• Passage shown:
There were lots of things I wanted to blog about this weekend, and I've pretty much forgotten most of them! Let's see:
Saturday, Emily went off to ballet, and had an enormous play with Daddy all afternoon while I tried to get some work done - they spent hours playing with Emily's marble run, polly pockets and a gorgeous Eygptian Mummy jigsaw they'd picked up from a charity shop on the way home. Jon also got Emily two beautiful coats from said shop at £1 a throw. Can't be bad. Yesterday, Emily and Daddy went worm hunting in the garden, and founds lots to add to our compost heap. Emily dug up lots of interesting looking pottery too:
They plan to stick any "archaeology" they find from now on onto part of the garden wall, so over time it'll end up as a mosaic effect.
We were up by 7 this morning, so we've managed to fit quite a lot in today. First up we did some maths - among other bits and pieces, Emily completed the "test" in the back of one of her Yr 2 books, supposedly equivalent to a maths SAT (oh the horror!). She breezed through it and ended up with 17/20 questions completely correct. The ones she got wrong were mainly due to daft phrasing of the question if you ask me - for instance, it gave a string of double digit numbers and asked her to complete the (blank) - (blank) = 19 equation underneath. Even I had to stop and think about that one for a moment. If they'd just asked "what's 34-15?" she'd have been fine. Anyway, considering it's not yet even (ahem) "half term", we're very pleased to see that she did so well with stuff that she technically has until July to master. It gave her a boost of confidence too, since she's managed to get it into her head that she's "not good" at maths.
Next we breezed through some English in the Just Write book, which today was all about story sequencing and didn't exactly present a challenge since she's been doing that kind of stuff since she was about 2..... slightly more interesting were the exercises about sequencing words, so lots of practice in stringing together a narrative with then/next/later/finally/first/once blah blah. Onto science; we're working on light at the moment, so we spent some time looking at the different position of the sun in the sky at sunrise, midday and sunset, and some work on shadows. And then we had lunch :)
Kittens had a good long play in the garden after lunch, although there was a moment of gasps and high drama when Juliet pounced into a clump of holly leaves, obviously got nastily prickled and went beserk, running so fast that Emily accidentally dropped her lead and we lost sight of her. Emily was very worried but managed to stay calm and not attempt to chase her - we eventually found her sat near the back door wondering what the fuss was about. Must be nearly time to be brave and let them go - although all the websites I've read say not to allow kittens out unsupervised until at least 6 months...so if we go by that, we've got at least another 8 weeks to go!

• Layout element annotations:
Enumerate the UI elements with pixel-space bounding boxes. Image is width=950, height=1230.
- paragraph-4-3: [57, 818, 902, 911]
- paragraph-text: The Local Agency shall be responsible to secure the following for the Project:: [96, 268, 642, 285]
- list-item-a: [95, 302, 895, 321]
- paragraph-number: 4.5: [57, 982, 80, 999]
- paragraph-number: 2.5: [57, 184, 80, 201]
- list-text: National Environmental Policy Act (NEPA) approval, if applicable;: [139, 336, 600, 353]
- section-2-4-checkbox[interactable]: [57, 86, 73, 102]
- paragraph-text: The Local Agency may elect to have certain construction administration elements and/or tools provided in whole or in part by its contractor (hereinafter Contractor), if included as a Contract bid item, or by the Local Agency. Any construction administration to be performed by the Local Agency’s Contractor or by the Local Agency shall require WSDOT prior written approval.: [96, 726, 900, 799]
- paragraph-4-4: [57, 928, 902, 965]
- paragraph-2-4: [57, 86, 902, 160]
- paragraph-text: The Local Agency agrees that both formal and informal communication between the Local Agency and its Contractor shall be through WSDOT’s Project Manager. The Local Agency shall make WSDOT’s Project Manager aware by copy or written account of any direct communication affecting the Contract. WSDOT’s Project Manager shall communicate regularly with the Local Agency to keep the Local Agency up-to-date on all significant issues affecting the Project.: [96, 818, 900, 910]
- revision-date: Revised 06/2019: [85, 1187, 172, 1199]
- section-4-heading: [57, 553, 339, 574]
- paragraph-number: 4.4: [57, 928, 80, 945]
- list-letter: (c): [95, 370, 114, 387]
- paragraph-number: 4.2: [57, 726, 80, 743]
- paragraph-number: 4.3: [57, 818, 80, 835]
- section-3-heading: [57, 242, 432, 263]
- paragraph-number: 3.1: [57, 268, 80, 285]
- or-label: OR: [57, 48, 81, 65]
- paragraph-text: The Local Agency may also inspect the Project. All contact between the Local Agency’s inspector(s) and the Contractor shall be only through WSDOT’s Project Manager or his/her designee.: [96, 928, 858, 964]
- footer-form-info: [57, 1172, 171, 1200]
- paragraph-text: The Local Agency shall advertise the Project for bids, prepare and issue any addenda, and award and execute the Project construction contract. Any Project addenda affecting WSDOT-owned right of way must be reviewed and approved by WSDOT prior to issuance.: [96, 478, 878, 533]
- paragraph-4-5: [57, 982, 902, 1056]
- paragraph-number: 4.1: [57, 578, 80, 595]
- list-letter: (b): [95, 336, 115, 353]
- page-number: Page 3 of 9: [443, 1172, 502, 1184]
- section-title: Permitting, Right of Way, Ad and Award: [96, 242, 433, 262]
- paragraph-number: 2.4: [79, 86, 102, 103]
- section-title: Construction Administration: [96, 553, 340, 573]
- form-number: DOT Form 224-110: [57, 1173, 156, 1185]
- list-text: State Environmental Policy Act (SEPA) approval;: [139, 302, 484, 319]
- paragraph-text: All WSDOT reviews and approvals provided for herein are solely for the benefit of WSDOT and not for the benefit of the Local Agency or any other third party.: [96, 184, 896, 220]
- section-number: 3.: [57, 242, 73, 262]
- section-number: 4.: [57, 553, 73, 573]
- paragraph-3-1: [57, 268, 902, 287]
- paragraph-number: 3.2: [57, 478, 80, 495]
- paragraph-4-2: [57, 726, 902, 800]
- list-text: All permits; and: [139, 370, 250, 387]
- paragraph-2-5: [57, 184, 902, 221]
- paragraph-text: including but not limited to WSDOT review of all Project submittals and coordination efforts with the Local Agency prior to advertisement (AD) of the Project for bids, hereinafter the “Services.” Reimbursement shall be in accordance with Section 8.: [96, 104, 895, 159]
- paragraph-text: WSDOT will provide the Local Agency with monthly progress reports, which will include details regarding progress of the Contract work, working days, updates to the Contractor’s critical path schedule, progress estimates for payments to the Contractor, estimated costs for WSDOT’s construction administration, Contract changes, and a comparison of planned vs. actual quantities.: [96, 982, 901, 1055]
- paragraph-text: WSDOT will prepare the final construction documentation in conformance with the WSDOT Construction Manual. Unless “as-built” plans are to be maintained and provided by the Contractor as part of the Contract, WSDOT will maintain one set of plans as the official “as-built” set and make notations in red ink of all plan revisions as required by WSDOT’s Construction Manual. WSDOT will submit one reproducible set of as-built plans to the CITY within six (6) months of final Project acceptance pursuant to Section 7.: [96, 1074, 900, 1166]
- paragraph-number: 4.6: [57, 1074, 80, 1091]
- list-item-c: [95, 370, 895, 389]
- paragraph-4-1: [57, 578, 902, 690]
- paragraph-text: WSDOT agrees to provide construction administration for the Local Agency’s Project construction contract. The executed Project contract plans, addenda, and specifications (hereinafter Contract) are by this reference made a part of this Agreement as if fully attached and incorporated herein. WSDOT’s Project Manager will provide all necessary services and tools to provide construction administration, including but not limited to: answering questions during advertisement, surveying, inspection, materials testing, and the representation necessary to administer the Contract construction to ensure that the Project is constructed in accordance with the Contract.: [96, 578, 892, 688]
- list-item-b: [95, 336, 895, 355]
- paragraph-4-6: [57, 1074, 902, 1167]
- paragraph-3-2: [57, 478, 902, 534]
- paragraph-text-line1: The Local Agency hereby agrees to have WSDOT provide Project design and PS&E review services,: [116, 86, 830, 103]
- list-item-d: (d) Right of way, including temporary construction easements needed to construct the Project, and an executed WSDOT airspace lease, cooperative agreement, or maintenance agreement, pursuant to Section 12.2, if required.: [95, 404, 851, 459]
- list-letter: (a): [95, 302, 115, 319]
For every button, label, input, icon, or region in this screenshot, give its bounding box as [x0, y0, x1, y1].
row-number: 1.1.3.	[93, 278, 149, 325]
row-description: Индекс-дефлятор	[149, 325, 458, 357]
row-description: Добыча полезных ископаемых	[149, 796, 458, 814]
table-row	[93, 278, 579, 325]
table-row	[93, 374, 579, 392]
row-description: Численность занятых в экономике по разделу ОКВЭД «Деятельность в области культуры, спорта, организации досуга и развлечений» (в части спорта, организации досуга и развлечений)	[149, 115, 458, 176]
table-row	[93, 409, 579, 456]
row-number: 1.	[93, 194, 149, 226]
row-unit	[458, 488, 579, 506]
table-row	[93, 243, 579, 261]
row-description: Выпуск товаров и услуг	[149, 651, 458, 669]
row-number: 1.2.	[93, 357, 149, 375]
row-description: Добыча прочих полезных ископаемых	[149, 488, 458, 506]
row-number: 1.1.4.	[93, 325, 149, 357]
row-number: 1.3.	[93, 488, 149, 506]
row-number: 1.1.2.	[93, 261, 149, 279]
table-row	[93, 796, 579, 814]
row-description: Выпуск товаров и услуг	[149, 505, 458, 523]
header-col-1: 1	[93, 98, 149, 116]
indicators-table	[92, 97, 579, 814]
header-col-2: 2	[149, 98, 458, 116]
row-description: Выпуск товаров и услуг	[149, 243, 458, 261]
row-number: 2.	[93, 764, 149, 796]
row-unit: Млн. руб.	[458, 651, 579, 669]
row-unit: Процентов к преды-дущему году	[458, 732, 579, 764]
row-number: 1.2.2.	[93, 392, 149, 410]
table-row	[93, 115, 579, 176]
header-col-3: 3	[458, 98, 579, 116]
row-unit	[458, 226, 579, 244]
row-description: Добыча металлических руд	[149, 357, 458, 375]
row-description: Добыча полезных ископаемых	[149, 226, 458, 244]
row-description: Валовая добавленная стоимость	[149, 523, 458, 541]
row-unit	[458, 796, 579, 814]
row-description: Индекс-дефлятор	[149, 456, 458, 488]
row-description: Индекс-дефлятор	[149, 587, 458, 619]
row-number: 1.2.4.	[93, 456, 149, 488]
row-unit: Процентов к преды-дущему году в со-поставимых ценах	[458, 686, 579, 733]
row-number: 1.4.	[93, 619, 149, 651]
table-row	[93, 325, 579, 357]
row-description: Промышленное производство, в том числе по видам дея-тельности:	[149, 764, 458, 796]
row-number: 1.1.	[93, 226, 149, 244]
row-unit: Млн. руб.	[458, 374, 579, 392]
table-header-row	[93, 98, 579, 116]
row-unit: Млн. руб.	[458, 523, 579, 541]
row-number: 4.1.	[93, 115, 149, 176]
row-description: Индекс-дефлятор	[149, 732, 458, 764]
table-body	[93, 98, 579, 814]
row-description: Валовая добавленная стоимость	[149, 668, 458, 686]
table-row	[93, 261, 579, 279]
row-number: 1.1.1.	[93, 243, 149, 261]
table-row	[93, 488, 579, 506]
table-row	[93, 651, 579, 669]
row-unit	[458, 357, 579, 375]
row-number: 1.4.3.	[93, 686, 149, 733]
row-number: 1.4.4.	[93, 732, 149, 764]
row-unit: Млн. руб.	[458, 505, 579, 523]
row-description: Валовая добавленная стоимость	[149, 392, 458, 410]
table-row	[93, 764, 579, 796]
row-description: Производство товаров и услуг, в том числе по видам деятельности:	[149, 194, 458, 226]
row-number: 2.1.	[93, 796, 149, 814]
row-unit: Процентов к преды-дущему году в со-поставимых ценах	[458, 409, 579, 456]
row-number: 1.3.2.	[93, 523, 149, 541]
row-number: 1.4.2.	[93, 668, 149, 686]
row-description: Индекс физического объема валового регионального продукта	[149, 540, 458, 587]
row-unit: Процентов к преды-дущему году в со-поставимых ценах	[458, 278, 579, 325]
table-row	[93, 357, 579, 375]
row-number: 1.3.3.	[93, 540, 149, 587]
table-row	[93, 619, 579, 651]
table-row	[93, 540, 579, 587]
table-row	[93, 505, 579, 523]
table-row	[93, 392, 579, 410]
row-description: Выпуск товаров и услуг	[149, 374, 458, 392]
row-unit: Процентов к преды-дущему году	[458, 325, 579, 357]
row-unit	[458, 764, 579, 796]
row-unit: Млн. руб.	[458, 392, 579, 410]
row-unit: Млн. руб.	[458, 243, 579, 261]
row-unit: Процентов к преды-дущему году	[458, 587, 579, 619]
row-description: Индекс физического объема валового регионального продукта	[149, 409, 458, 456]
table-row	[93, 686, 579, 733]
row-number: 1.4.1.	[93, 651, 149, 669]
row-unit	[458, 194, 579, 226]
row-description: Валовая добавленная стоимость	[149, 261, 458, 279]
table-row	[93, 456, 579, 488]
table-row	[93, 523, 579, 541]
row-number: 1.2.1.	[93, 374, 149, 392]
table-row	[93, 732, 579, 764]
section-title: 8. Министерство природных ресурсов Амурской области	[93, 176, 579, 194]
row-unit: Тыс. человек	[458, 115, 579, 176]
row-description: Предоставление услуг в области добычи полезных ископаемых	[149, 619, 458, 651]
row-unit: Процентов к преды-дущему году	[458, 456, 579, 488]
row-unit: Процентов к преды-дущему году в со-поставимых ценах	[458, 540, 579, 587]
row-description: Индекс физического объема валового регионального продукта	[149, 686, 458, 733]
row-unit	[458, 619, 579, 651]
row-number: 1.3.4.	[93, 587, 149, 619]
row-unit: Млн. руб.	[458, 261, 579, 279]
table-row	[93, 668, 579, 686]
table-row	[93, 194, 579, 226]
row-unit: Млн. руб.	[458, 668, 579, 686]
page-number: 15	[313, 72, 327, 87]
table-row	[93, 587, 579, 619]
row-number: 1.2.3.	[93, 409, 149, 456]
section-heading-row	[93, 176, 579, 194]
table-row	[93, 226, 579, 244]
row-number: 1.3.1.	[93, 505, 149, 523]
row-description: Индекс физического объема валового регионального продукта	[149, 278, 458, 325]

• Exercise instructions:
1 – Answer these questions from the blog post about Emily's weekend and school day.
(a) What price was paid for each of the two coats?
(b) How many questions on the "test" did Emily get completely correct?
(c) What topic is the science work currently on?
2 – Decide whether each statement agrees with the blog post about Emily's weekend and school day. Give yes or no, and quote the words that decide it.
(a) Emily ran after Juliet when the kitten got away.
(b) The family was up by 7 on the day of the lessons.
(c) The Egyptian Mummy jigsaw came from a charity shop.
3 – Resume the blog post about Emily's weekend and school day after its final sentence, adding one more paragraph in the same voice.

• Responses per task:
1 –
(a) £1 each
(b) 17 out of 20
(c) Light

2 –
(a) No: "managed to stay calm and not attempt to chase her"
(b) Yes: "We were up by 7 this morning"
(c) Yes: "a gorgeous Eygptian Mummy jigsaw they'd picked up from a charity shop on the way home"

3 –
This afternoon we finally got back to doing some Italian - it's ages since we last did any, but I was very impressed with Emily's recall. Found lots of lovely Italian printouts on the enchanted learning site, so she did a few of those, working mainly on colours today. Her imagination has been totally captured this last few days by the Latin for Beginners book, and she spent a long time this afternoon comparing the Latin and Italian words for things. We've had many interesting conversations about latin roots in Italian, French and English words. That's mostly why I wanted to learn Latin when I was at school - I was fascinated by the links between languages and the history of the English language too (I'm sure there's a word for that, but it escapes me). Emily likes writing latin tests for me and Jon - she'll write down some vocabulary words in latin and ask us to guess what they are. Often, of course, we CAN guess because of the familiar roots etc, which has been what prompted the discussions in the first place.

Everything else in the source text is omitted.